# [Dataset excerpts]
— begin —

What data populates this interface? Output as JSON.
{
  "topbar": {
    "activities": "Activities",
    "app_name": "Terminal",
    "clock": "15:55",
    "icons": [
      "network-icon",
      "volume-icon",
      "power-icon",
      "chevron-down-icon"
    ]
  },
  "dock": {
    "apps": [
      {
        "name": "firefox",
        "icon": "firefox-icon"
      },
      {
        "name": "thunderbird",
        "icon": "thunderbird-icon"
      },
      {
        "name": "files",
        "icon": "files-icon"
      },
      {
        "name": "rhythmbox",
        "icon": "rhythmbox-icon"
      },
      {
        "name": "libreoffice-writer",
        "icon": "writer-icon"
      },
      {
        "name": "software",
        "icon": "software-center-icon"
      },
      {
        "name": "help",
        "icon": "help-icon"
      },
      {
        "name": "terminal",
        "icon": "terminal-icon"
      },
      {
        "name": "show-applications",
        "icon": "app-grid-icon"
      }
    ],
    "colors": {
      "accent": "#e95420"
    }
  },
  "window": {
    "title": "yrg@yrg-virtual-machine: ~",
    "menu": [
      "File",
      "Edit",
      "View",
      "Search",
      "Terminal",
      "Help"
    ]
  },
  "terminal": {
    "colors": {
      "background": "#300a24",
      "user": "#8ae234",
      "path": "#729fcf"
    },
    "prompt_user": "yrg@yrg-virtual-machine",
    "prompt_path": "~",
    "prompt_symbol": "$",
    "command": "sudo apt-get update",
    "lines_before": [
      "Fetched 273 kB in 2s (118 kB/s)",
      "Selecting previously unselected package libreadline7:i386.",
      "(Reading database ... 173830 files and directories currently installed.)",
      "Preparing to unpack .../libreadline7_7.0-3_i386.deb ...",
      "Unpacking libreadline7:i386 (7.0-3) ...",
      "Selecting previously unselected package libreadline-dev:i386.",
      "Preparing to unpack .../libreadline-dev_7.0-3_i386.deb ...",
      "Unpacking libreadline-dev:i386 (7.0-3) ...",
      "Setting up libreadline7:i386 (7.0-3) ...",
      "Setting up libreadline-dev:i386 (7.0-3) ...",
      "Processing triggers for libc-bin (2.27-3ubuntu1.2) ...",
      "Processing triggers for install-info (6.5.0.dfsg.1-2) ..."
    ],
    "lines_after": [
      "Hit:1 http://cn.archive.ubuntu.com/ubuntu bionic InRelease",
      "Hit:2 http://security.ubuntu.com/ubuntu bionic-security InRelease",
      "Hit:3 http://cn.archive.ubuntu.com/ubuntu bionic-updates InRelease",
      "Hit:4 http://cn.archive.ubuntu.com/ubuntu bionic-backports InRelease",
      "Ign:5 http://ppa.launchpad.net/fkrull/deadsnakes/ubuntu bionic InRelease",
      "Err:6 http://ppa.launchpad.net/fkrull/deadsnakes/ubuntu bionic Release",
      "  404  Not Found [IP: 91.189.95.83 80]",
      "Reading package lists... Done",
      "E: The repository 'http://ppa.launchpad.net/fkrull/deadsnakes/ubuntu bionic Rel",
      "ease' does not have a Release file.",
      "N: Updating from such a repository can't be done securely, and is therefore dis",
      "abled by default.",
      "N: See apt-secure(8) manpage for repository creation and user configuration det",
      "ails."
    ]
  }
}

— end —

# [Short exercise]
Your task is to give the records above again, exactly.

# [Reply]
What data populates this interface? Output as JSON.
{
  "topbar": {
    "activities": "Activities",
    "app_name": "Terminal",
    "clock": "15:55",
    "icons": [
      "network-icon",
      "volume-icon",
      "power-icon",
      "chevron-down-icon"
    ]
  },
  "dock": {
    "apps": [
      {
        "name": "firefox",
        "icon": "firefox-icon"
      },
      {
        "name": "thunderbird",
        "icon": "thunderbird-icon"
      },
      {
        "name": "files",
        "icon": "files-icon"
      },
      {
        "name": "rhythmbox",
        "icon": "rhythmbox-icon"
      },
      {
        "name": "libreoffice-writer",
        "icon": "writer-icon"
      },
      {
        "name": "software",
        "icon": "software-center-icon"
      },
      {
        "name": "help",
        "icon": "help-icon"
      },
      {
        "name": "terminal",
        "icon": "terminal-icon"
      },
      {
        "name": "show-applications",
        "icon": "app-grid-icon"
      }
    ],
    "colors": {
      "accent": "#e95420"
    }
  },
  "window": {
    "title": "yrg@yrg-virtual-machine: ~",
    "menu": [
      "File",
      "Edit",
      "View",
      "Search",
      "Terminal",
      "Help"
    ]
  },
  "terminal": {
    "colors": {
      "background": "#300a24",
      "user": "#8ae234",
      "path": "#729fcf"
    },
    "prompt_user": "yrg@yrg-virtual-machine",
    "prompt_path": "~",
    "prompt_symbol": "$",
    "command": "sudo apt-get update",
    "lines_before": [
      "Fetched 273 kB in 2s (118 kB/s)",
      "Selecting previously unselected package libreadline7:i386.",
      "(Reading database ... 173830 files and directories currently installed.)",
      "Preparing to unpack .../libreadline7_7.0-3_i386.deb ...",
      "Unpacking libreadline7:i386 (7.0-3) ...",
      "Selecting previously unselected package libreadline-dev:i386.",
      "Preparing to unpack .../libreadline-dev_7.0-3_i386.deb ...",
      "Unpacking libreadline-dev:i386 (7.0-3) ...",
      "Setting up libreadline7:i386 (7.0-3) ...",
      "Setting up libreadline-dev:i386 (7.0-3) ...",
      "Processing triggers for libc-bin (2.27-3ubuntu1.2) ...",
      "Processing triggers for install-info (6.5.0.dfsg.1-2) ..."
    ],
    "lines_after": [
      "Hit:1 http://cn.archive.ubuntu.com/ubuntu bionic InRelease",
      "Hit:2 http://security.ubuntu.com/ubuntu bionic-security InRelease",
      "Hit:3 http://cn.archive.ubuntu.com/ubuntu bionic-updates InRelease",
      "Hit:4 http://cn.archive.ubuntu.com/ubuntu bionic-backports InRelease",
      "Ign:5 http://ppa.launchpad.net/fkrull/deadsnakes/ubuntu bionic InRelease",
      "Err:6 http://ppa.launchpad.net/fkrull/deadsnakes/ubuntu bionic Release",
      "  404  Not Found [IP: 91.189.95.83 80]",
      "Reading package lists... Done",
      "E: The repository 'http://ppa.launchpad.net/fkrull/deadsnakes/ubuntu bionic Rel",
      "ease' does not have a Release file.",
      "N: Updating from such a repository can't be done securely, and is therefore dis",
      "abled by default.",
      "N: See apt-secure(8) manpage for repository creation and user configuration det",
      "ails."
    ]
  }
}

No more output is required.